Problem to work on:
Where a line contains the word "just", copy that line in full.

________________________

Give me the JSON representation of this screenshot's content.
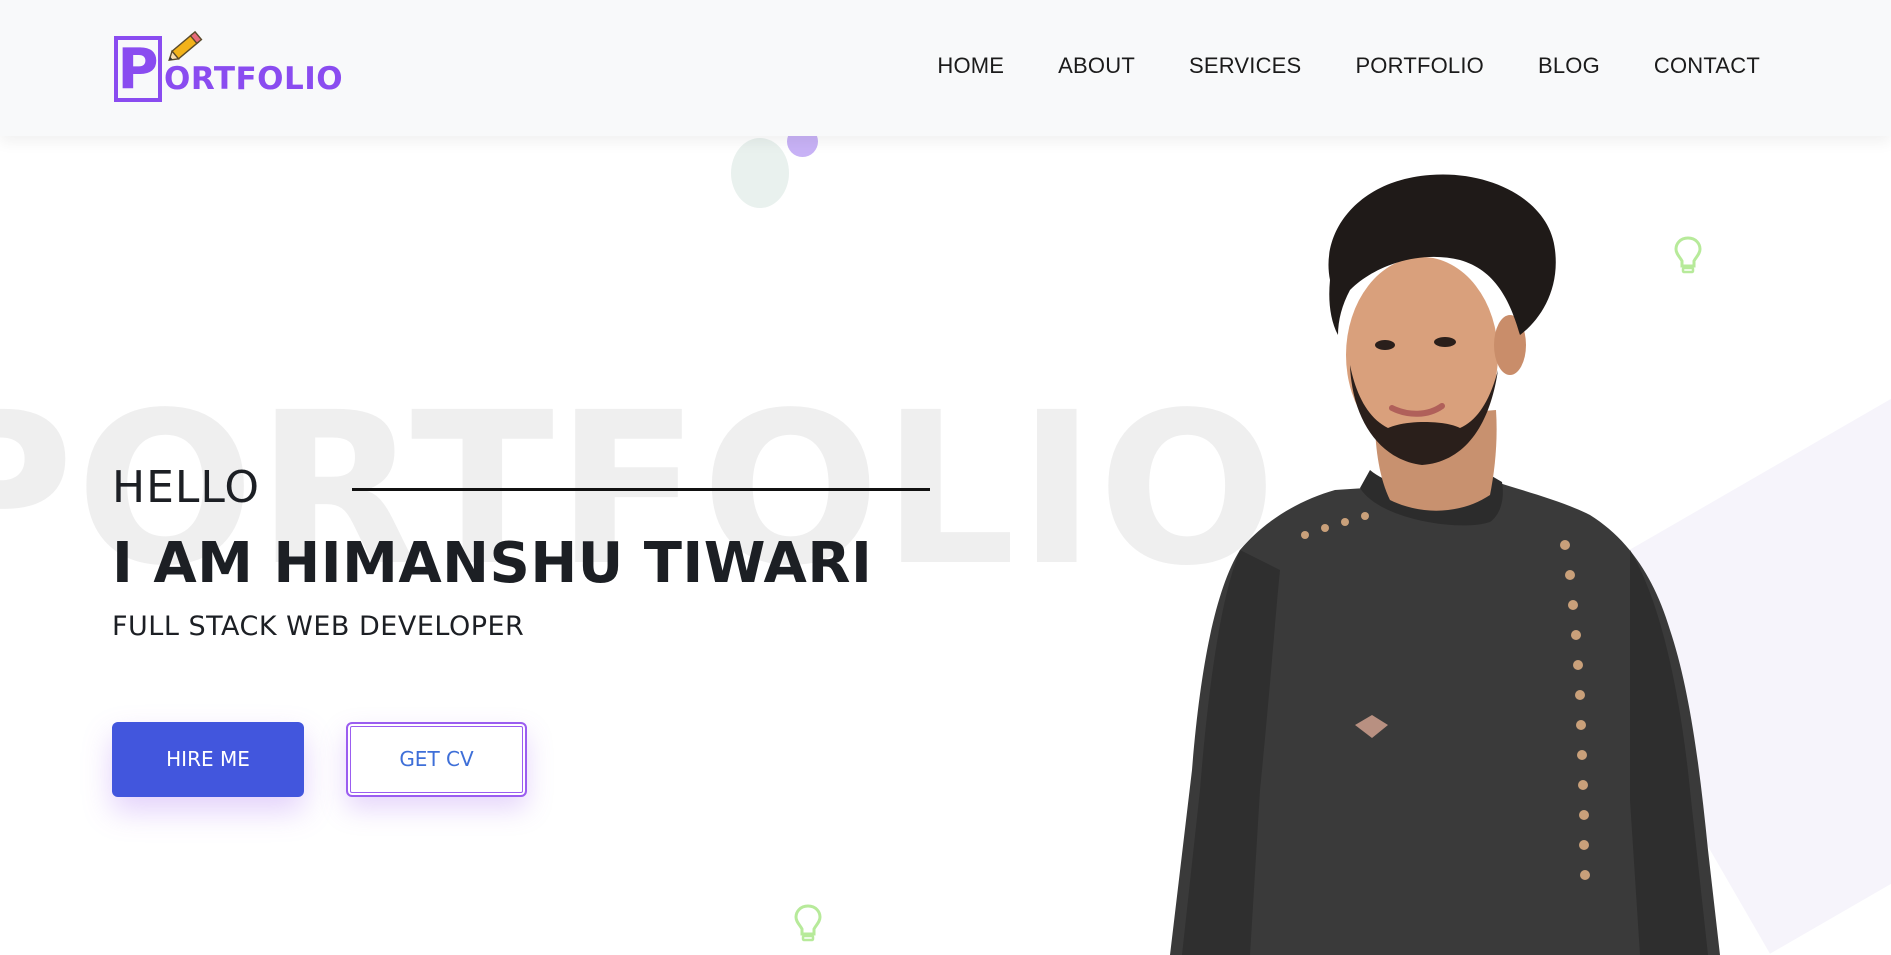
{
  "header": {
    "logo": {
      "text": "PORTFOLIO",
      "initial": "P",
      "rest": "ORTFOLIO"
    },
    "nav": [
      "HOME",
      "ABOUT",
      "SERVICES",
      "PORTFOLIO",
      "BLOG",
      "CONTACT"
    ]
  },
  "hero": {
    "watermark": "PORTFOLIO",
    "greeting": "HELLO",
    "name": "I AM HIMANSHU TIWARI",
    "role": "FULL STACK WEB DEVELOPER",
    "hire_label": "HIRE ME",
    "cv_label": "GET CV"
  },
  "colors": {
    "brand": "#8a4cf0",
    "primary_button": "#4256dd",
    "outline_button": "#9b5df0",
    "bulb": "#b7ea9a"
  },
  "icons": [
    "pencil-icon",
    "lightbulb-icon"
  ]
}
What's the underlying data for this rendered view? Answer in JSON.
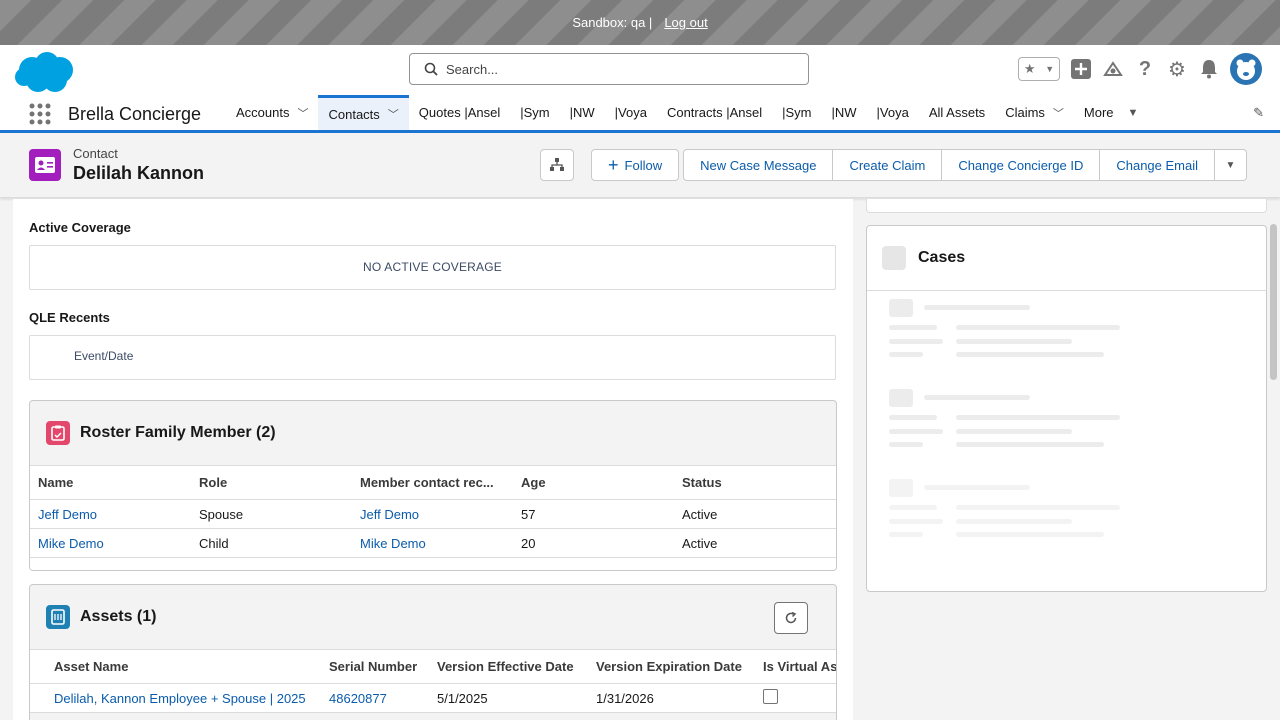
{
  "sandbox": {
    "label": "Sandbox: qa |",
    "logout": "Log out"
  },
  "search": {
    "placeholder": "Search..."
  },
  "app": {
    "name": "Brella Concierge"
  },
  "nav": {
    "tabs": [
      {
        "label": "Accounts",
        "chevron": true
      },
      {
        "label": "Contacts",
        "chevron": true,
        "active": true
      },
      {
        "label": "Quotes |Ansel"
      },
      {
        "label": "|Sym"
      },
      {
        "label": "|NW"
      },
      {
        "label": "|Voya"
      },
      {
        "label": "Contracts |Ansel"
      },
      {
        "label": "|Sym"
      },
      {
        "label": "|NW"
      },
      {
        "label": "|Voya"
      },
      {
        "label": "All Assets"
      },
      {
        "label": "Claims",
        "chevron": true
      },
      {
        "label": "More",
        "caret": true
      }
    ]
  },
  "record": {
    "type": "Contact",
    "name": "Delilah Kannon",
    "follow": "Follow",
    "actions": [
      "New Case Message",
      "Create Claim",
      "Change Concierge ID",
      "Change Email"
    ]
  },
  "active_coverage": {
    "title": "Active Coverage",
    "empty": "NO ACTIVE COVERAGE"
  },
  "qle": {
    "title": "QLE Recents",
    "column": "Event/Date"
  },
  "roster": {
    "title": "Roster Family Member (2)",
    "columns": [
      "Name",
      "Role",
      "Member contact rec...",
      "Age",
      "Status"
    ],
    "rows": [
      [
        "Jeff Demo",
        "Spouse",
        "Jeff Demo",
        "57",
        "Active"
      ],
      [
        "Mike Demo",
        "Child",
        "Mike Demo",
        "20",
        "Active"
      ]
    ]
  },
  "assets": {
    "title": "Assets (1)",
    "columns": [
      "Asset Name",
      "Serial Number",
      "Version Effective Date",
      "Version Expiration Date",
      "Is Virtual As"
    ],
    "rows": [
      [
        "Delilah, Kannon Employee + Spouse | 2025",
        "48620877",
        "5/1/2025",
        "1/31/2026",
        ""
      ]
    ]
  },
  "cases": {
    "title": "Cases"
  },
  "colors": {
    "brand": "#1b75d0",
    "link": "#0b5cab",
    "contact_icon": "#a31fbd",
    "roster_icon": "#e3476c",
    "assets_icon": "#1e80b3"
  }
}
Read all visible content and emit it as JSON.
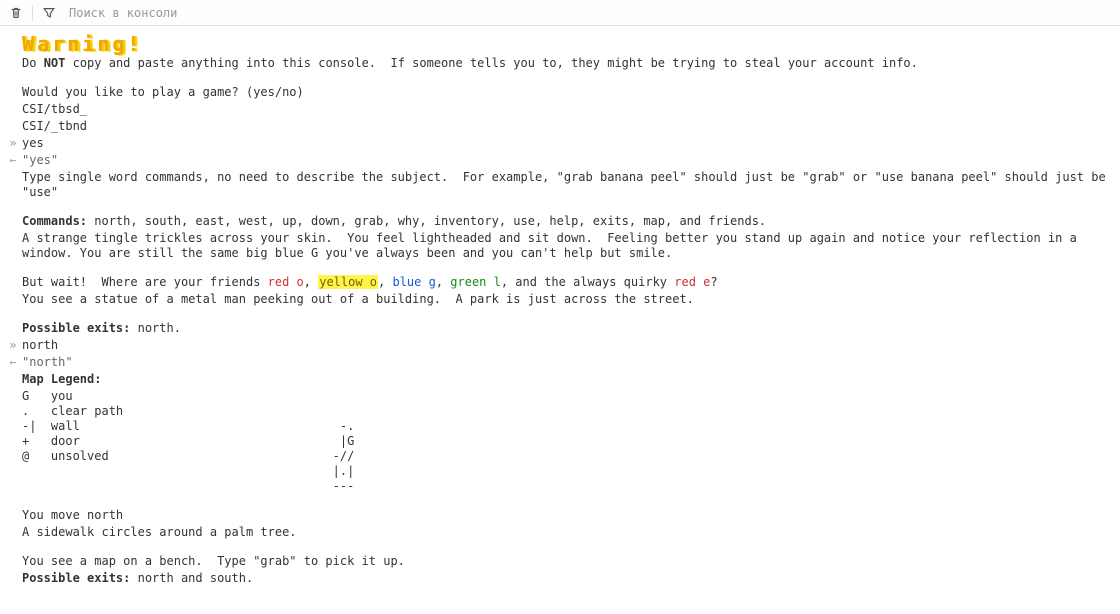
{
  "toolbar": {
    "clear_tooltip": "Clear",
    "filter_tooltip": "Filter",
    "search_placeholder": "Поиск в консоли"
  },
  "warning_title": "Warning!",
  "do_not_line": {
    "prefix": "Do ",
    "not": "NOT",
    "suffix": " copy and paste anything into this console.  If someone tells you to, they might be trying to steal your account info."
  },
  "prompt_play": "Would you like to play a game? (yes/no)",
  "csi1": "CSI/tbsd_",
  "csi2": "CSI/_tbnd",
  "input_yes": "yes",
  "echo_yes": "\"yes\"",
  "help_line": "Type single word commands, no need to describe the subject.  For example, \"grab banana peel\" should just be \"grab\" or \"use banana peel\" should just be \"use\"",
  "commands_label": "Commands:",
  "commands_list": " north, south, east, west, up, down, grab, why, inventory, use, help, exits, map, and friends.",
  "tingle_line": "A strange tingle trickles across your skin.  You feel lightheaded and sit down.  Feeling better you stand up again and notice your reflection in a window. You are still the same big blue G you've always been and you can't help but smile.",
  "friends": {
    "prefix": "But wait!  Where are your friends ",
    "red_o": "red o",
    "c1": ", ",
    "yellow_o": "yellow o",
    "c2": ", ",
    "blue_g": "blue g",
    "c3": ", ",
    "green_l": "green l",
    "c4": ", and the always quirky ",
    "red_e": "red e",
    "suffix": "?"
  },
  "statue_line": "You see a statue of a metal man peeking out of a building.  A park is just across the street.",
  "exits1_label": "Possible exits:",
  "exits1_value": " north.",
  "input_north": "north",
  "echo_north": "\"north\"",
  "legend_title": "Map Legend:",
  "legend_block": "G   you\n.   clear path\n-|  wall                                    -.\n+   door                                    |G\n@   unsolved                               -//\n                                           |.|\n                                           ---",
  "move_north": "You move north",
  "sidewalk": "A sidewalk circles around a palm tree.",
  "map_bench": "You see a map on a bench.  Type \"grab\" to pick it up.",
  "exits2_label": "Possible exits:",
  "exits2_value": " north and south."
}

________________________

Answer to the problem:
  "help_line": "Type single word commands, no need to describe the subject.  For example, \"grab banana peel\" should just be \"grab\" or \"use banana peel\" should just be \"use\"",
  "statue_line": "You see a statue of a metal man peeking out of a building.  A park is just across the street.",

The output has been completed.